### DIRECTIONS
Leave the pictures out, and retype all of the material exactly as written.

### Figure dataset records
────────

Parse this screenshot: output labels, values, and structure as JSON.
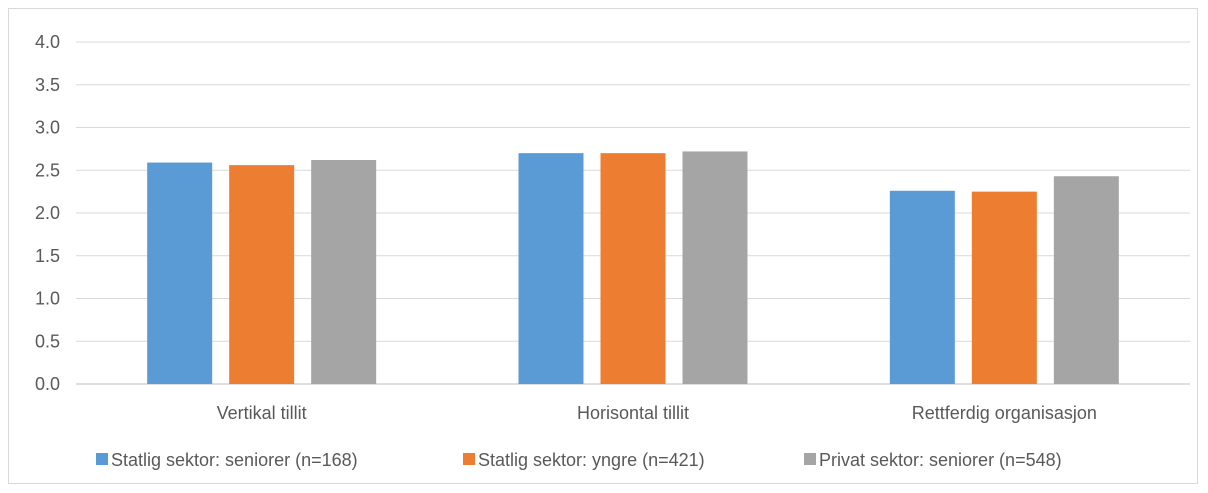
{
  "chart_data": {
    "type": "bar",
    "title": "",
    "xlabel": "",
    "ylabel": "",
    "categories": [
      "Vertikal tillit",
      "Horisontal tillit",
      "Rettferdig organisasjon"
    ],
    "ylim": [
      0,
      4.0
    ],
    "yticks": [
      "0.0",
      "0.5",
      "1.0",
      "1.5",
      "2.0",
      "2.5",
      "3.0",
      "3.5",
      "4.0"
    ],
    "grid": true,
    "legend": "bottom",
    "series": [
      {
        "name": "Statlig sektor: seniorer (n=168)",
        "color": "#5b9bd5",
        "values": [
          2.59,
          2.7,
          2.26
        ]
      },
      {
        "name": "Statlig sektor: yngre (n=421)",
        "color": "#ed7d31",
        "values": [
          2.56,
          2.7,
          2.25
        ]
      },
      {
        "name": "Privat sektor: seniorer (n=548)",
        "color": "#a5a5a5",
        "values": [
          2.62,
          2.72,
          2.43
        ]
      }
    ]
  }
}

────────

### THE COMPLETED TASK
Parse this screenshot: output labels, values, and structure as JSON.
{
  "chart_data": {
    "type": "bar",
    "title": "",
    "xlabel": "",
    "ylabel": "",
    "categories": [
      "Vertikal tillit",
      "Horisontal tillit",
      "Rettferdig organisasjon"
    ],
    "ylim": [
      0,
      4.0
    ],
    "yticks": [
      "0.0",
      "0.5",
      "1.0",
      "1.5",
      "2.0",
      "2.5",
      "3.0",
      "3.5",
      "4.0"
    ],
    "grid": true,
    "legend": "bottom",
    "series": [
      {
        "name": "Statlig sektor: seniorer (n=168)",
        "color": "#5b9bd5",
        "values": [
          2.59,
          2.7,
          2.26
        ]
      },
      {
        "name": "Statlig sektor: yngre (n=421)",
        "color": "#ed7d31",
        "values": [
          2.56,
          2.7,
          2.25
        ]
      },
      {
        "name": "Privat sektor: seniorer (n=548)",
        "color": "#a5a5a5",
        "values": [
          2.62,
          2.72,
          2.43
        ]
      }
    ]
  }
}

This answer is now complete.